**AIM OF THE TASK:**
Your task is to copy every line of the entries that contains "function".

(A run of records)
● ● ●

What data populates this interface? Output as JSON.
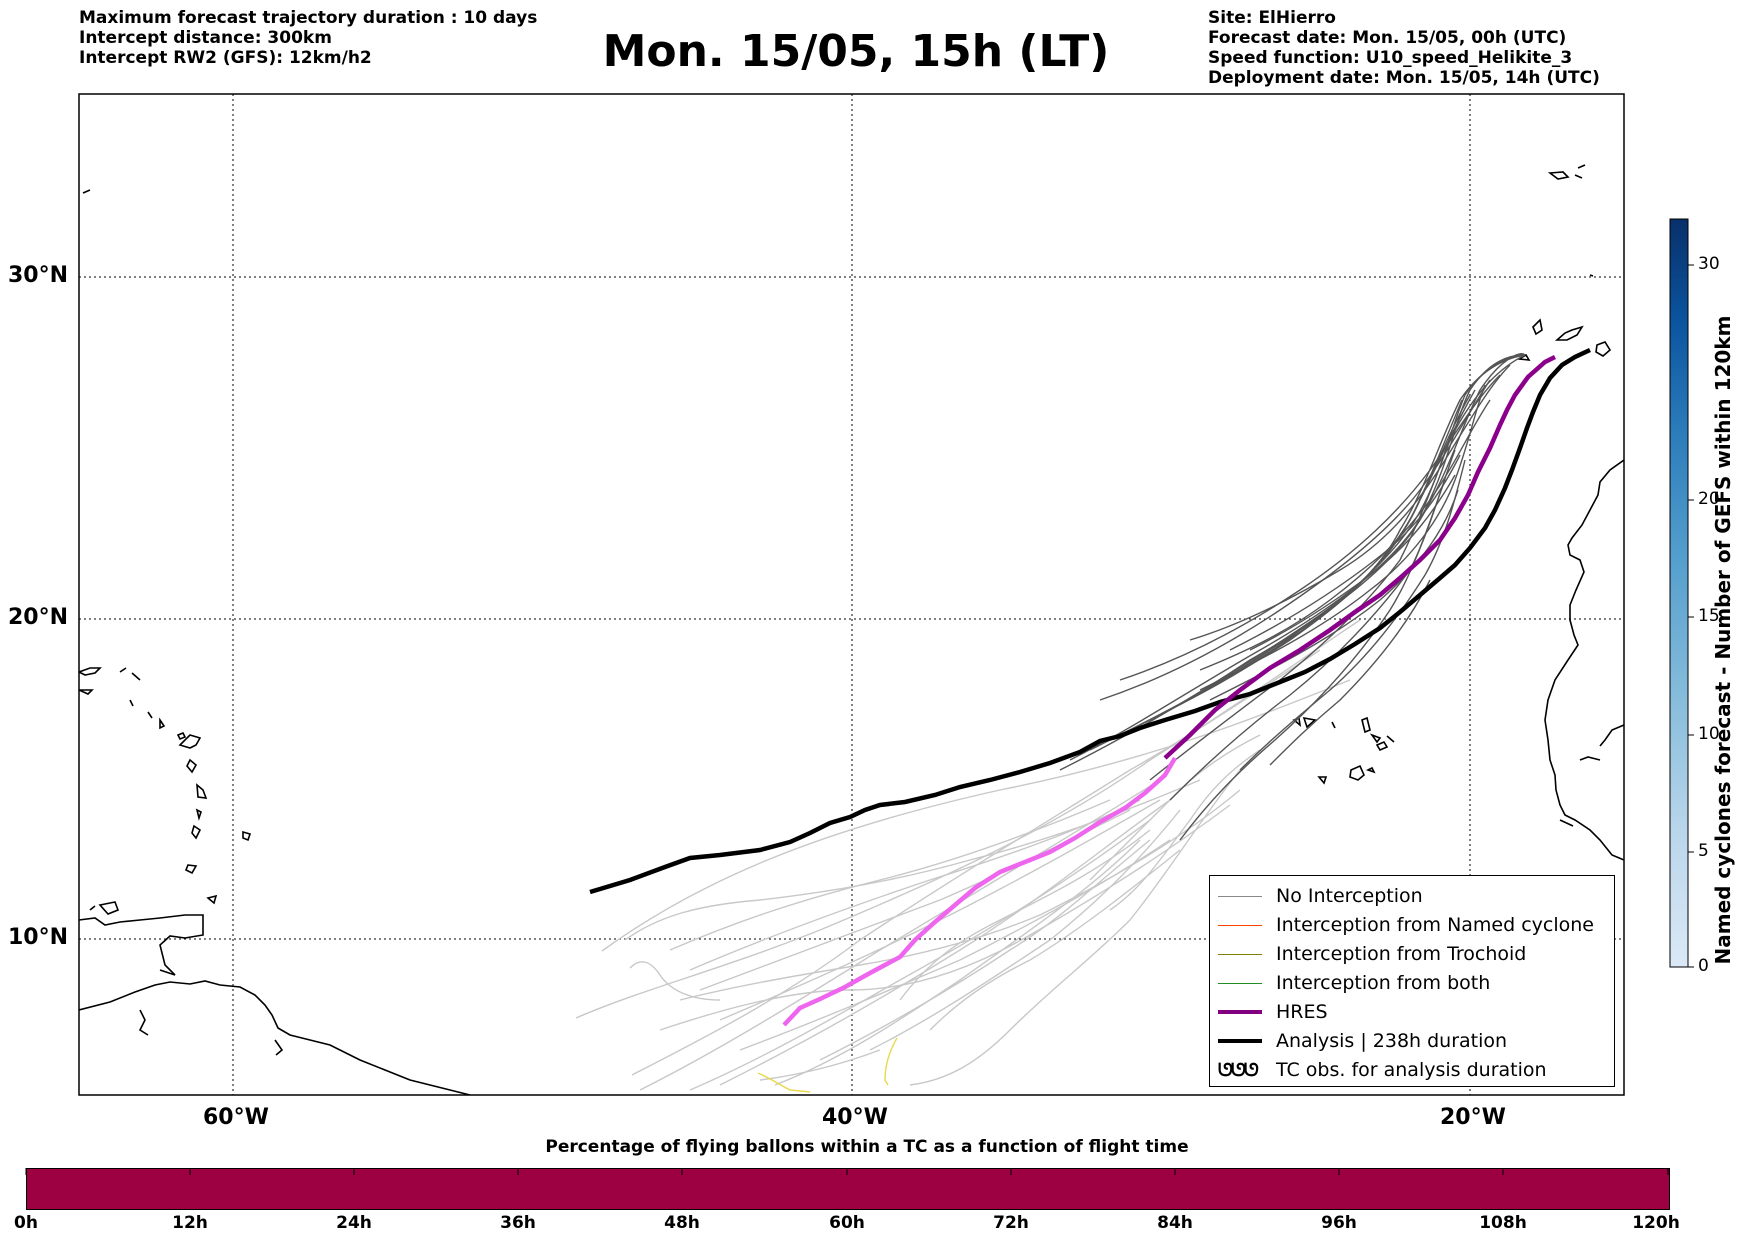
{
  "header_left": {
    "line1": "Maximum forecast trajectory duration : 10 days",
    "line2": "Intercept distance: 300km",
    "line3": "Intercept RW2 (GFS):  12km/h2"
  },
  "title": "Mon. 15/05, 15h (LT)",
  "header_right": {
    "line1": "Site: ElHierro",
    "line2": "Forecast date: Mon. 15/05, 00h (UTC)",
    "line3": "Speed function: U10_speed_Helikite_3",
    "line4": "Deployment date: Mon. 15/05, 14h (UTC)"
  },
  "map": {
    "lon_range": [
      -65,
      15
    ],
    "lat_range": [
      5.4,
      35.3
    ],
    "lat_ticks": [
      "30°N",
      "20°N",
      "10°N"
    ],
    "lon_ticks": [
      "60°W",
      "40°W",
      "20°W"
    ],
    "colors": {
      "analysis": "#000000",
      "hres": "#ee66ee",
      "hres_legend": "#800080",
      "no_interception": "#888888",
      "ensemble_light": "#c8c8c8",
      "ensemble_dark": "#555555",
      "named_cyclone": "#ff4500",
      "trochoid": "#808000",
      "both": "#228b22",
      "yellow_track": "#e8d84a"
    }
  },
  "legend": {
    "items": [
      {
        "label": "No Interception",
        "color": "#888888",
        "width": 1.5
      },
      {
        "label": "Interception from Named cyclone",
        "color": "#ff4500",
        "width": 1.5
      },
      {
        "label": "Interception from Trochoid",
        "color": "#808000",
        "width": 1.5
      },
      {
        "label": "Interception from both",
        "color": "#228b22",
        "width": 1.5
      },
      {
        "label": "HRES",
        "color": "#800080",
        "width": 4
      },
      {
        "label": "Analysis | 238h duration",
        "color": "#000000",
        "width": 4
      },
      {
        "label": "TC obs. for analysis duration",
        "symbol": "ᘎᘎᘎ"
      }
    ]
  },
  "colorbar": {
    "label": "Named cyclones forecast - Number of GEFS within 120km",
    "ticks": [
      "0",
      "5",
      "10",
      "15",
      "20",
      "30"
    ],
    "colors": [
      "#dbe9f6",
      "#bad6eb",
      "#89bedc",
      "#539ecd",
      "#2b7bba",
      "#0b559f",
      "#08306b"
    ]
  },
  "percentage_bar": {
    "title": "Percentage of flying ballons within a TC as a function of flight time",
    "color": "#9e0142",
    "ticks": [
      "0h",
      "12h",
      "24h",
      "36h",
      "48h",
      "60h",
      "72h",
      "84h",
      "96h",
      "108h",
      "120h"
    ]
  }
}
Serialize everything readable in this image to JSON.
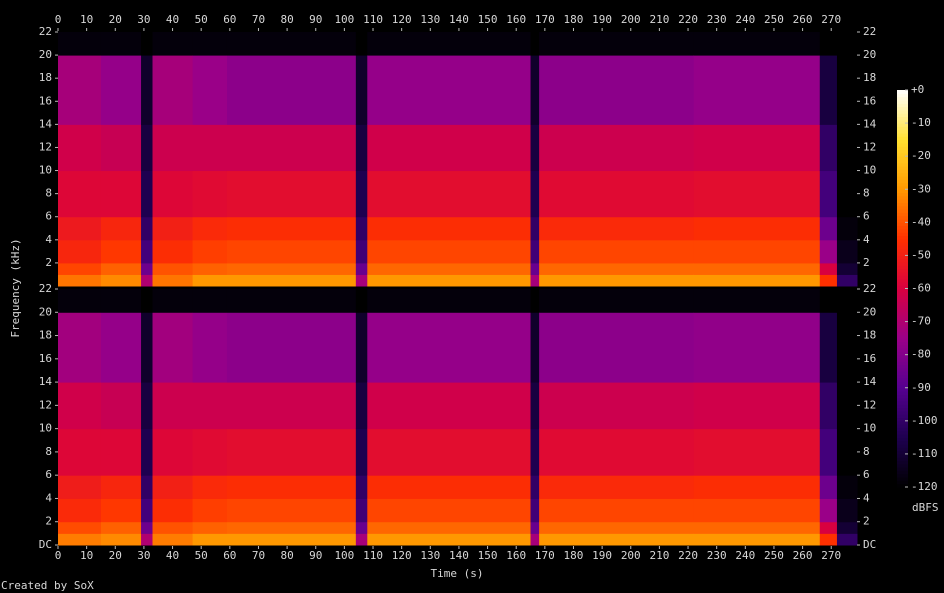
{
  "chart_data": {
    "type": "spectrogram",
    "x_label": "Time (s)",
    "y_label": "Frequency (kHz)",
    "colorbar_label": "dBFS",
    "footer": "Created by SoX",
    "xlim": [
      0,
      279
    ],
    "xticks": [
      0,
      10,
      20,
      30,
      40,
      50,
      60,
      70,
      80,
      90,
      100,
      110,
      120,
      130,
      140,
      150,
      160,
      170,
      180,
      190,
      200,
      210,
      220,
      230,
      240,
      250,
      260,
      270
    ],
    "ylim": [
      0,
      22
    ],
    "zlim": [
      -120,
      0
    ],
    "zticks": [
      {
        "value": 0,
        "label": "+0"
      },
      -10,
      -20,
      -30,
      -40,
      -50,
      -60,
      -70,
      -80,
      -90,
      -100,
      -110,
      -120
    ],
    "colormap": [
      "#000000",
      "#1e0050",
      "#560090",
      "#9a0088",
      "#d80040",
      "#ff3000",
      "#ff9800",
      "#ffe030",
      "#ffffff"
    ],
    "time_edges": [
      0,
      15,
      29,
      33,
      47,
      59,
      104,
      108,
      165,
      168,
      222,
      266,
      272,
      279
    ],
    "freq_edges": [
      0,
      1,
      2,
      4,
      6,
      10,
      14,
      20,
      22
    ],
    "panels": [
      {
        "yticks": [
          2,
          4,
          6,
          8,
          10,
          12,
          14,
          16,
          18,
          20,
          22
        ],
        "values": [
          [
            -35,
            -42,
            -48,
            -52,
            -58,
            -62,
            -72,
            -118
          ],
          [
            -32,
            -38,
            -44,
            -48,
            -58,
            -64,
            -76,
            -118
          ],
          [
            -70,
            -85,
            -95,
            -100,
            -105,
            -108,
            -112,
            -120
          ],
          [
            -35,
            -40,
            -46,
            -50,
            -58,
            -63,
            -72,
            -118
          ],
          [
            -30,
            -38,
            -43,
            -47,
            -57,
            -63,
            -75,
            -118
          ],
          [
            -30,
            -37,
            -42,
            -46,
            -56,
            -63,
            -78,
            -118
          ],
          [
            -72,
            -86,
            -96,
            -100,
            -105,
            -108,
            -112,
            -120
          ],
          [
            -30,
            -37,
            -42,
            -46,
            -56,
            -62,
            -76,
            -118
          ],
          [
            -72,
            -86,
            -96,
            -100,
            -105,
            -108,
            -112,
            -120
          ],
          [
            -30,
            -37,
            -42,
            -47,
            -57,
            -63,
            -78,
            -118
          ],
          [
            -30,
            -37,
            -42,
            -46,
            -56,
            -62,
            -76,
            -118
          ],
          [
            -45,
            -60,
            -75,
            -85,
            -95,
            -100,
            -108,
            -120
          ],
          [
            -100,
            -110,
            -115,
            -118,
            -120,
            -120,
            -120,
            -120
          ]
        ]
      },
      {
        "yticks": [
          {
            "value": 0,
            "label": "DC"
          },
          2,
          4,
          6,
          8,
          10,
          12,
          14,
          16,
          18,
          20,
          22
        ],
        "values": [
          [
            -34,
            -41,
            -47,
            -51,
            -58,
            -62,
            -73,
            -118
          ],
          [
            -32,
            -38,
            -44,
            -48,
            -58,
            -64,
            -76,
            -118
          ],
          [
            -70,
            -85,
            -95,
            -100,
            -105,
            -108,
            -112,
            -120
          ],
          [
            -34,
            -40,
            -46,
            -50,
            -58,
            -63,
            -73,
            -118
          ],
          [
            -30,
            -38,
            -43,
            -47,
            -57,
            -63,
            -76,
            -118
          ],
          [
            -30,
            -37,
            -42,
            -46,
            -56,
            -63,
            -78,
            -118
          ],
          [
            -72,
            -86,
            -96,
            -100,
            -105,
            -108,
            -112,
            -120
          ],
          [
            -30,
            -37,
            -42,
            -46,
            -56,
            -62,
            -76,
            -118
          ],
          [
            -72,
            -86,
            -96,
            -100,
            -105,
            -108,
            -112,
            -120
          ],
          [
            -30,
            -37,
            -42,
            -47,
            -57,
            -63,
            -78,
            -118
          ],
          [
            -30,
            -37,
            -42,
            -46,
            -56,
            -62,
            -77,
            -118
          ],
          [
            -45,
            -60,
            -75,
            -85,
            -95,
            -100,
            -108,
            -120
          ],
          [
            -100,
            -110,
            -115,
            -118,
            -120,
            -120,
            -120,
            -120
          ]
        ]
      }
    ]
  }
}
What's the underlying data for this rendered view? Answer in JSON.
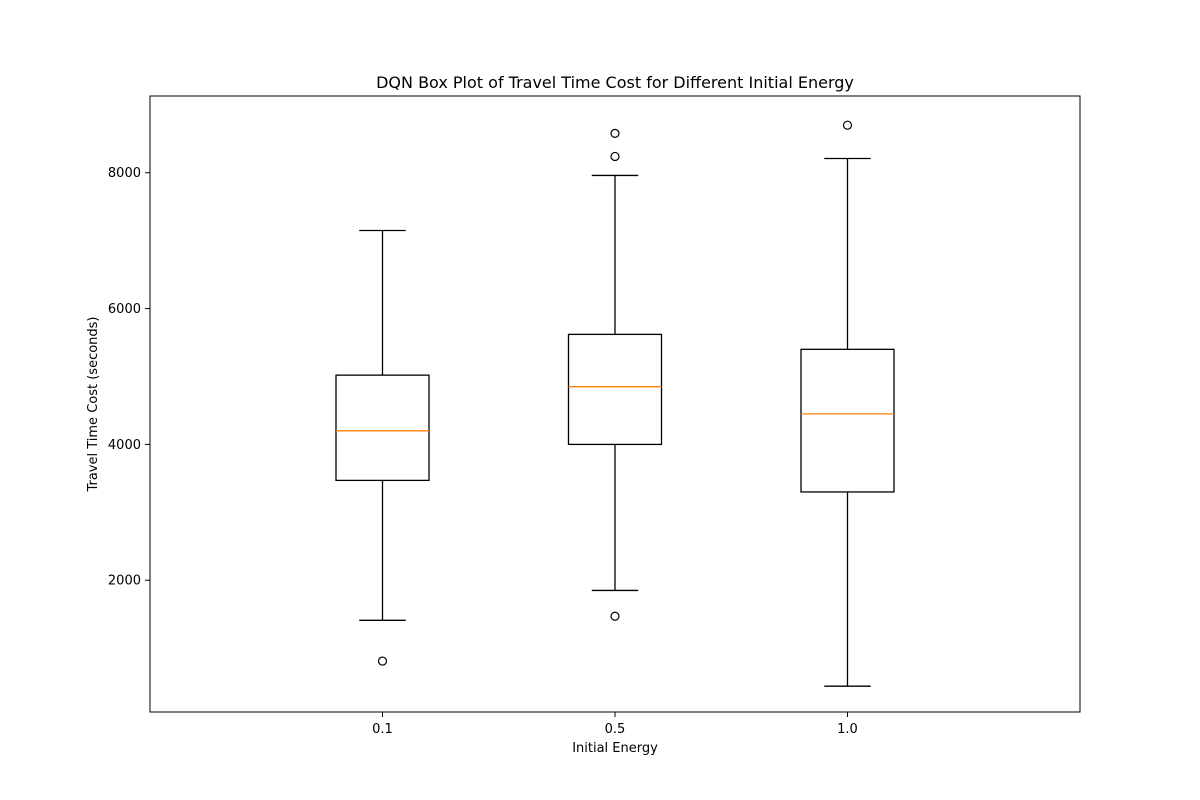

● ● ●

**TASK ANSWER:**
    "line3": "Speed function: U10_speed_Helikite_3",
    "title": "Percentage of flying ballons within a TC as a function of flight time",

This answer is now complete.